**Tasks to perform**
1: Which bulleted points appear in the function pointer excerpt? List every one.
2: Continue the function pointer excerpt, picking up right after its final sentence.

When the calling convention is omitted from the syntax then managed will be used as the calling convention. That means all of the forms of Func1 and Func2 defined above are equivalent signatures.

The calling convention cannot be omitted when the return type of the function pointer has the same name as a calling convention. Inthat case the parser would process the return type as a calling convention instead of a type. To resolve this the developer must specify both the calling convention and the return type.

class cdecl { }

// Function pointer which has a cdecl calling convention, a cdecl return type and takes a single 
// paramater of type cdecl;
func* cdecl cdecl(cdecl);

Allow addresss-of to target methods

Method groups will now be allowed as arguments to an address-of expression. The type of such an expression will be a func* which has the equivalent signature of the target method and a managed calling convention:

unsafe class Util { 
    public static void Log() { } 

    void Use() {
        func* void() ptr1 = &Util.Log;

        // Error: type "func* void()" not compatible with "func int()";
        func* int() ptr2 = &Util.Log; 

        // Okay. Conversion to void* is always allowed.
        void* v = &Util.Log;
   }
}

The conversion of an address-of method group to func* has roughly the same process as method group to delegate
conversion. There are two additional restrictions to the existing process:

  • Only members of the method group that are marked as static will be considered.
  • Only a func* with a managed calling convention can be the target of such a conversion.

This means developers can depend on overload resolution rules to work in conjunction with the address-of operator:

unsafe class Util { 
    public static void Log() { } 
    public static void Log(string p1) { } 
    public static void Log(int i) { };

    void Use() {
        func* void() a1 = &Log; // Log()
        func* void(int) a2 = &Log; // Log(int i)

        // Error: ambiguous conversion from method group Log to "void*"
        void* v = &Log; 
    }

The address-of operator will be implemented using the ldftn instruction.

Restrictions of this feature:

  • Only applies to methods marked as static.
  • Local functions cannot be used in &. The implementation details of these methods are deliberately not specified by the language. This includes whether they are static vs. instance or exactly what signature they are emitted with.

Better function member

The better function member specification will be changed to include the following line:

A func* is more specific than void*

This means that it is possible to overload on void* and a func* and still sensibly use the address-of operator.

**Stored data**
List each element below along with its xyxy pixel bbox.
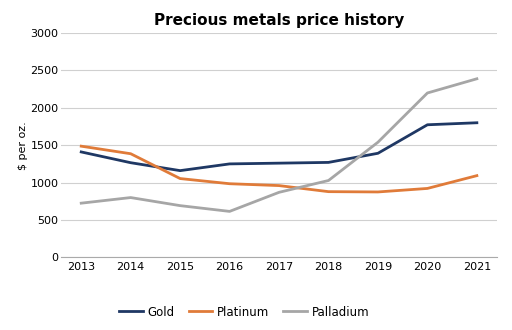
Platinum	[78, 144, 84, 148]
Y-axis label: $ per oz.: $ per oz.	[18, 121, 28, 170]
Platinum	[226, 182, 232, 186]
Gold	[226, 162, 232, 166]
Palladium	[78, 201, 84, 205]
Palladium	[424, 91, 431, 95]
Line: Palladium: Palladium	[81, 79, 477, 212]
Line: Platinum: Platinum	[81, 146, 477, 192]
Gold	[375, 151, 381, 155]
Gold	[78, 150, 84, 154]
Palladium	[177, 204, 183, 208]
Platinum	[474, 174, 480, 178]
Platinum	[375, 190, 381, 194]
Palladium	[127, 196, 134, 200]
Palladium	[226, 210, 232, 214]
Platinum	[326, 190, 332, 194]
Palladium	[326, 179, 332, 182]
Platinum	[177, 177, 183, 181]
Gold	[276, 161, 282, 165]
Palladium	[276, 190, 282, 194]
Gold	[474, 121, 480, 125]
Platinum	[127, 152, 134, 156]
Palladium	[474, 77, 480, 81]
Platinum	[424, 186, 431, 190]
Palladium	[375, 140, 381, 144]
Line: Gold: Gold	[81, 123, 477, 171]
Title: Precious metals price history: Precious metals price history	[154, 13, 404, 28]
Gold	[177, 169, 183, 173]
Platinum	[276, 183, 282, 187]
Gold	[326, 160, 332, 164]
Legend: Gold, Platinum, Palladium: Gold, Platinum, Palladium	[114, 301, 374, 323]
Gold	[424, 123, 431, 127]
Gold	[127, 161, 134, 165]
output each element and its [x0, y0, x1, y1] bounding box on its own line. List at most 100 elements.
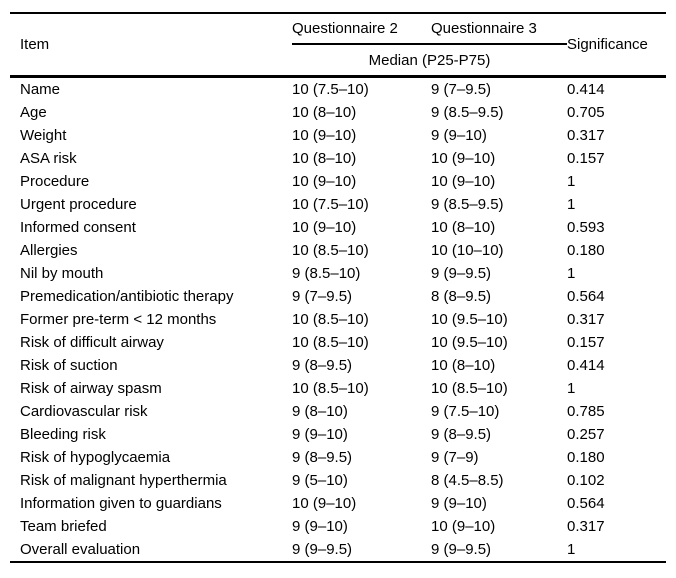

**Task-by-task outputs**
1:
- Only members of the method group that are marked as static will be considered.
- Only a func* with a managed calling convention can be the target of such a conversion.
- Only applies to methods marked as static.
- Local functions cannot be used in &. The implementation details of these methods are deliberately not specified by the language. This includes whether they are static vs. instance or exactly what signature they are emitted with.

2:
Open Issuess

  • The address-of operator is limited to static methods in this proposal. It can be made to work with instance methods but the behavior can be confusing to developers. The this type becomes an explicit first parameter on the func* type. This means the behavior and usage would differ significantly from delegate. This extra confusion was the main reason it was not included in the design.

Considerations

Don't require unsafe at declaration

Instead of requiring unsafe at every use of a func*, only require it at the point where a method group is converted to a func*. This is where the core safety issues come into play (knowing that the containing assembly cannot be unloaded while the value is alive). Requiring unsafe on the other locations can be seen as excessive.

This is how the design was originally intended. But the resulting language rules felt very awkward. It's impossible to hide the fact that this is a pointer value and it kept peeking through even without the unsafe keyword. For example the conversion to object can't be allowed, it can't be a member of a class, etc ... The C# design is to require unsafe for all pointer uses and hence this design follows that.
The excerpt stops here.